Request |
Every line of the data that contains the string "выполнения" must be copied.

Material to process |
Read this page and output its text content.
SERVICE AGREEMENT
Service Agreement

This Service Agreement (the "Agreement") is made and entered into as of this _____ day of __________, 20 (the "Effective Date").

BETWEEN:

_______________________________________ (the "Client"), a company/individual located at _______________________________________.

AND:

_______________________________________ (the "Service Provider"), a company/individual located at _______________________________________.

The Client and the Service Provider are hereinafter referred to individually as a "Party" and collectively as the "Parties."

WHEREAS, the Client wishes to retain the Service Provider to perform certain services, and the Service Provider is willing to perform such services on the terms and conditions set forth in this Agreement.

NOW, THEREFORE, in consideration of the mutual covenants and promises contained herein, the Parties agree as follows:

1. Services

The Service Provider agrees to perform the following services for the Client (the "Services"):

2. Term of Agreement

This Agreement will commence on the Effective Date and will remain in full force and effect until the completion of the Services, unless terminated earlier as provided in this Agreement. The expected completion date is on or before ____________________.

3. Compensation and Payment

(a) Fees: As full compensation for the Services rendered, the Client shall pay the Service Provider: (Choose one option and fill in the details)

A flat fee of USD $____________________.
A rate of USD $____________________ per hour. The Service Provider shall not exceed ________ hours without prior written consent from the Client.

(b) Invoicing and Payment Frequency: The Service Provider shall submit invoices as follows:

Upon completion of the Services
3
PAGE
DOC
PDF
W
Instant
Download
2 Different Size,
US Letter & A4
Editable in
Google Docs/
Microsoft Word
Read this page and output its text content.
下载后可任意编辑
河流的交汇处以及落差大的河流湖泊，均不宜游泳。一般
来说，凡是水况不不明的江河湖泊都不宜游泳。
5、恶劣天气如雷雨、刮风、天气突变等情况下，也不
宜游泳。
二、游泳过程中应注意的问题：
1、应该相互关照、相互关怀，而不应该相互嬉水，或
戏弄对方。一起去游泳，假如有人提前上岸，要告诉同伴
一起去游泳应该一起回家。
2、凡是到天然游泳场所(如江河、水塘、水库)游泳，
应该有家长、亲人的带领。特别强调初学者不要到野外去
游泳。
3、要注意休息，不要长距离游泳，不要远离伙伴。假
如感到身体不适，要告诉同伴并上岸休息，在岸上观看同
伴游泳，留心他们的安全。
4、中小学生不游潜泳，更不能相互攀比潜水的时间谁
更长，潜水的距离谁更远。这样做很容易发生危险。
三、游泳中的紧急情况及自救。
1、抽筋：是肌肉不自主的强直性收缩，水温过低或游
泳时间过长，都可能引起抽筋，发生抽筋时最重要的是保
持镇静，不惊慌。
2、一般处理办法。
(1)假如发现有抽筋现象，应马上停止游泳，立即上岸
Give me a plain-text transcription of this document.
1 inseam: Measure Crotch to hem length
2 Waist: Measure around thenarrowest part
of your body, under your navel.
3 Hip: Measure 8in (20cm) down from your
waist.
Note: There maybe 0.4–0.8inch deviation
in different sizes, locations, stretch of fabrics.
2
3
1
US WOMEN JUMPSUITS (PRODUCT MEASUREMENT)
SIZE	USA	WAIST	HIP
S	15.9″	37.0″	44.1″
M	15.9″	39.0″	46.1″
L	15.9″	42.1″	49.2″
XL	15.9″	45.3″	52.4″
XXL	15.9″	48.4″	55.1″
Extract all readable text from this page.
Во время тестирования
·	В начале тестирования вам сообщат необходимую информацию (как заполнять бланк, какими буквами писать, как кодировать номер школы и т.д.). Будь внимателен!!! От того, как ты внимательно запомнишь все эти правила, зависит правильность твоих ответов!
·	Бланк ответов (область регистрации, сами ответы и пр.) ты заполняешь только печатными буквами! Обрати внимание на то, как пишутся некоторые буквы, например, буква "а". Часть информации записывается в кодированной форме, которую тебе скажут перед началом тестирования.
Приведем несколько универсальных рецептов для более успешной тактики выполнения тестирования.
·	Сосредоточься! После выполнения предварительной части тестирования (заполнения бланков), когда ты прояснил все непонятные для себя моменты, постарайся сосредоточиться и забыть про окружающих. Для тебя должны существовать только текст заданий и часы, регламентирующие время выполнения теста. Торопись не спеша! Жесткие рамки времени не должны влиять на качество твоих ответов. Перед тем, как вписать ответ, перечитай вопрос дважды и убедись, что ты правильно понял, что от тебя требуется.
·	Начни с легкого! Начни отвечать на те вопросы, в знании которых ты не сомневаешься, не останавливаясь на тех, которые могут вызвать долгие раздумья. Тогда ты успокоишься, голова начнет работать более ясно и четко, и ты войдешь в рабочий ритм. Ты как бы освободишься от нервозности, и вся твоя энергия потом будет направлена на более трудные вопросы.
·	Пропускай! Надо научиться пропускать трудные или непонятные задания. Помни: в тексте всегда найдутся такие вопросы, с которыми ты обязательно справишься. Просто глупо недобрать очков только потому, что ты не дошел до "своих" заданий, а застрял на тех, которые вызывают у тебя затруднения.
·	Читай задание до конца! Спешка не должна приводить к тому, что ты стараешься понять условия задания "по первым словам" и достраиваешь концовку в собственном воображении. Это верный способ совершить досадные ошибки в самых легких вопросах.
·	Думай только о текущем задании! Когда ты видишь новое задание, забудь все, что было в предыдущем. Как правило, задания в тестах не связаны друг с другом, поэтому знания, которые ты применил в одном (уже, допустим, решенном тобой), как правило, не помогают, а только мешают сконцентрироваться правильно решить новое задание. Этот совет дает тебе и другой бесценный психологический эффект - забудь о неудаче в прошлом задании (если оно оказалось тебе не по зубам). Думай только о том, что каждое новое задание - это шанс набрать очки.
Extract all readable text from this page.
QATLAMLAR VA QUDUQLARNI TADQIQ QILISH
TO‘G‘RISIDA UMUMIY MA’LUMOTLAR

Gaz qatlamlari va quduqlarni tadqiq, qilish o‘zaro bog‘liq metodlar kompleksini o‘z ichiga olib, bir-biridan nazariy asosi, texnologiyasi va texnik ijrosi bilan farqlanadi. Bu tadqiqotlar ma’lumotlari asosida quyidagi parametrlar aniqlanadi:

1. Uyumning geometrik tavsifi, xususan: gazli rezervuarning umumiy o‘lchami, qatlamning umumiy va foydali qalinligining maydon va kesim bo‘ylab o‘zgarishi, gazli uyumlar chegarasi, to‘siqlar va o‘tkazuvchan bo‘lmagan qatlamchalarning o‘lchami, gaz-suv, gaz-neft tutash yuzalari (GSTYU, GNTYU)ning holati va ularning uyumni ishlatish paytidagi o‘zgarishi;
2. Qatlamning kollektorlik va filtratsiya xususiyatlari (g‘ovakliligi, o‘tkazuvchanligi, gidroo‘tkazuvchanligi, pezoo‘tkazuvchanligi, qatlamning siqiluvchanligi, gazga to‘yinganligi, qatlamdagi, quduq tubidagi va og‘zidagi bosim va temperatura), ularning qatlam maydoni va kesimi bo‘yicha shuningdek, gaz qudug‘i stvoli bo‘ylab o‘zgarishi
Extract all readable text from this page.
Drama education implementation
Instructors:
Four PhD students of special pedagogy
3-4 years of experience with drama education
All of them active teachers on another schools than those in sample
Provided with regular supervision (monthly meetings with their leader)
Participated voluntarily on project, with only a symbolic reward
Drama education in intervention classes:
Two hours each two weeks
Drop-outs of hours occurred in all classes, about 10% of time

Finished task |
Приведем несколько универсальных рецептов для более успешной тактики выполнения тестирования.
·	Сосредоточься! После выполнения предварительной части тестирования (заполнения бланков), когда ты прояснил все непонятные для себя моменты, постарайся сосредоточиться и забыть про окружающих. Для тебя должны существовать только текст заданий и часы, регламентирующие время выполнения теста. Торопись не спеша! Жесткие рамки времени не должны влиять на качество твоих ответов. Перед тем, как вписать ответ, перечитай вопрос дважды и убедись, что ты правильно понял, что от тебя требуется.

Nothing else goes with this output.